>>>

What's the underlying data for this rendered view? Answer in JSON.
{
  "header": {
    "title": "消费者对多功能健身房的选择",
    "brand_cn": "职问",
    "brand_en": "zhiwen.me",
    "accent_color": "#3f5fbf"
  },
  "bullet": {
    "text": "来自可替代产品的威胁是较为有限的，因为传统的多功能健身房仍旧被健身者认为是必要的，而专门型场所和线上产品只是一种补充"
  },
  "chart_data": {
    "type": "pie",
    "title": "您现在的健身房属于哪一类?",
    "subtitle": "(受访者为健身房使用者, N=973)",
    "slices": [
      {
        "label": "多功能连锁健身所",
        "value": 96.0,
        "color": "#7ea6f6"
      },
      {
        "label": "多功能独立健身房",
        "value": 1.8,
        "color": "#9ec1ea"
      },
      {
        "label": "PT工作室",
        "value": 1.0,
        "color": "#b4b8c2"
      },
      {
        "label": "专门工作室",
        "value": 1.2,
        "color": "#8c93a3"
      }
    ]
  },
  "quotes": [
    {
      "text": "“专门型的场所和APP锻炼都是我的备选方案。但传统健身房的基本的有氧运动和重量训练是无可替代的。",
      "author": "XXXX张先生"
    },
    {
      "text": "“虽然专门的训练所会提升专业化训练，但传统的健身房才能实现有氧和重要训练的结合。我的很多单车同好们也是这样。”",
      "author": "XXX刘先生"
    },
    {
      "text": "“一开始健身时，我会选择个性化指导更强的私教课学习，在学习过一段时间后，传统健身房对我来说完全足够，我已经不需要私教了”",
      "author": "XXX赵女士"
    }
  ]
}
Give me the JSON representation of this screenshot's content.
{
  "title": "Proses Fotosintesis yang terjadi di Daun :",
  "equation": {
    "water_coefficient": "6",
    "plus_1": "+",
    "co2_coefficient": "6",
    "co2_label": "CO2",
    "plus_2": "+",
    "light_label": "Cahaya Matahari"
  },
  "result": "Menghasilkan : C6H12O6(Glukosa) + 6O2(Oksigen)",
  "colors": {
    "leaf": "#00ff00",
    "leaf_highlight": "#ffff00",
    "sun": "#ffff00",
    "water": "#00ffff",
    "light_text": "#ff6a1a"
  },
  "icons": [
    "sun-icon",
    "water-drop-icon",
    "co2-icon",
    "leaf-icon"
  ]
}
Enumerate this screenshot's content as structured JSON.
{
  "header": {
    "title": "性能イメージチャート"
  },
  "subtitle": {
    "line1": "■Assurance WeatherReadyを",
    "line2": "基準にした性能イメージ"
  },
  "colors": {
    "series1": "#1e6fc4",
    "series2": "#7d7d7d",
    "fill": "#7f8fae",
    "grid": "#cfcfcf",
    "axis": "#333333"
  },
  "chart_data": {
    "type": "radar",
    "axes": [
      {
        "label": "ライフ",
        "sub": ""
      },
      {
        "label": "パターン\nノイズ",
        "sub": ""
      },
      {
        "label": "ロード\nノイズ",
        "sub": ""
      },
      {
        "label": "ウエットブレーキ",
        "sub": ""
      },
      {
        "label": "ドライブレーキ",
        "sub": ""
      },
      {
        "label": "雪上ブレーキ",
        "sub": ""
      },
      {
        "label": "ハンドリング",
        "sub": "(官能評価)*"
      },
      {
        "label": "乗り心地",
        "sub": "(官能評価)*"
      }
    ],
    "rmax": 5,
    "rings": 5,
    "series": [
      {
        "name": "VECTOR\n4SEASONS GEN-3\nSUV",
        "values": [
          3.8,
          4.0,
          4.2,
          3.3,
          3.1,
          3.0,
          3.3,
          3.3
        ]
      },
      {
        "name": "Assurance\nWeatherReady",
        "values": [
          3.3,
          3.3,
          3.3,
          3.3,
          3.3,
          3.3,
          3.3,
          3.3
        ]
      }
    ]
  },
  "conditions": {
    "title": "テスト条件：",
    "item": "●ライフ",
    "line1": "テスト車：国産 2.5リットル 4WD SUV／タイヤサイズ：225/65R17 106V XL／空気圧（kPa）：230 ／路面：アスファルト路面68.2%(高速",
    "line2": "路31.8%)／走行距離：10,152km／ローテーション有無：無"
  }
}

<<<

== Goal ==
Reproduce the full listing exactly.

== In response ==
What's the underlying data for this rendered view? Answer in JSON.
{
  "header": {
    "title": "消费者对多功能健身房的选择",
    "brand_cn": "职问",
    "brand_en": "zhiwen.me",
    "accent_color": "#3f5fbf"
  },
  "bullet": {
    "text": "来自可替代产品的威胁是较为有限的，因为传统的多功能健身房仍旧被健身者认为是必要的，而专门型场所和线上产品只是一种补充"
  },
  "chart_data": {
    "type": "pie",
    "title": "您现在的健身房属于哪一类?",
    "subtitle": "(受访者为健身房使用者, N=973)",
    "slices": [
      {
        "label": "多功能连锁健身所",
        "value": 96.0,
        "color": "#7ea6f6"
      },
      {
        "label": "多功能独立健身房",
        "value": 1.8,
        "color": "#9ec1ea"
      },
      {
        "label": "PT工作室",
        "value": 1.0,
        "color": "#b4b8c2"
      },
      {
        "label": "专门工作室",
        "value": 1.2,
        "color": "#8c93a3"
      }
    ]
  },
  "quotes": [
    {
      "text": "“专门型的场所和APP锻炼都是我的备选方案。但传统健身房的基本的有氧运动和重量训练是无可替代的。",
      "author": "XXXX张先生"
    },
    {
      "text": "“虽然专门的训练所会提升专业化训练，但传统的健身房才能实现有氧和重要训练的结合。我的很多单车同好们也是这样。”",
      "author": "XXX刘先生"
    },
    {
      "text": "“一开始健身时，我会选择个性化指导更强的私教课学习，在学习过一段时间后，传统健身房对我来说完全足够，我已经不需要私教了”",
      "author": "XXX赵女士"
    }
  ]
}
Give me the JSON representation of this screenshot's content.
{
  "title": "Proses Fotosintesis yang terjadi di Daun :",
  "equation": {
    "water_coefficient": "6",
    "plus_1": "+",
    "co2_coefficient": "6",
    "co2_label": "CO2",
    "plus_2": "+",
    "light_label": "Cahaya Matahari"
  },
  "result": "Menghasilkan : C6H12O6(Glukosa) + 6O2(Oksigen)",
  "colors": {
    "leaf": "#00ff00",
    "leaf_highlight": "#ffff00",
    "sun": "#ffff00",
    "water": "#00ffff",
    "light_text": "#ff6a1a"
  },
  "icons": [
    "sun-icon",
    "water-drop-icon",
    "co2-icon",
    "leaf-icon"
  ]
}
Enumerate this screenshot's content as structured JSON.
{
  "header": {
    "title": "性能イメージチャート"
  },
  "subtitle": {
    "line1": "■Assurance WeatherReadyを",
    "line2": "基準にした性能イメージ"
  },
  "colors": {
    "series1": "#1e6fc4",
    "series2": "#7d7d7d",
    "fill": "#7f8fae",
    "grid": "#cfcfcf",
    "axis": "#333333"
  },
  "chart_data": {
    "type": "radar",
    "axes": [
      {
        "label": "ライフ",
        "sub": ""
      },
      {
        "label": "パターン\nノイズ",
        "sub": ""
      },
      {
        "label": "ロード\nノイズ",
        "sub": ""
      },
      {
        "label": "ウエットブレーキ",
        "sub": ""
      },
      {
        "label": "ドライブレーキ",
        "sub": ""
      },
      {
        "label": "雪上ブレーキ",
        "sub": ""
      },
      {
        "label": "ハンドリング",
        "sub": "(官能評価)*"
      },
      {
        "label": "乗り心地",
        "sub": "(官能評価)*"
      }
    ],
    "rmax": 5,
    "rings": 5,
    "series": [
      {
        "name": "VECTOR\n4SEASONS GEN-3\nSUV",
        "values": [
          3.8,
          4.0,
          4.2,
          3.3,
          3.1,
          3.0,
          3.3,
          3.3
        ]
      },
      {
        "name": "Assurance\nWeatherReady",
        "values": [
          3.3,
          3.3,
          3.3,
          3.3,
          3.3,
          3.3,
          3.3,
          3.3
        ]
      }
    ]
  },
  "conditions": {
    "title": "テスト条件：",
    "item": "●ライフ",
    "line1": "テスト車：国産 2.5リットル 4WD SUV／タイヤサイズ：225/65R17 106V XL／空気圧（kPa）：230 ／路面：アスファルト路面68.2%(高速",
    "line2": "路31.8%)／走行距離：10,152km／ローテーション有無：無"
  }
}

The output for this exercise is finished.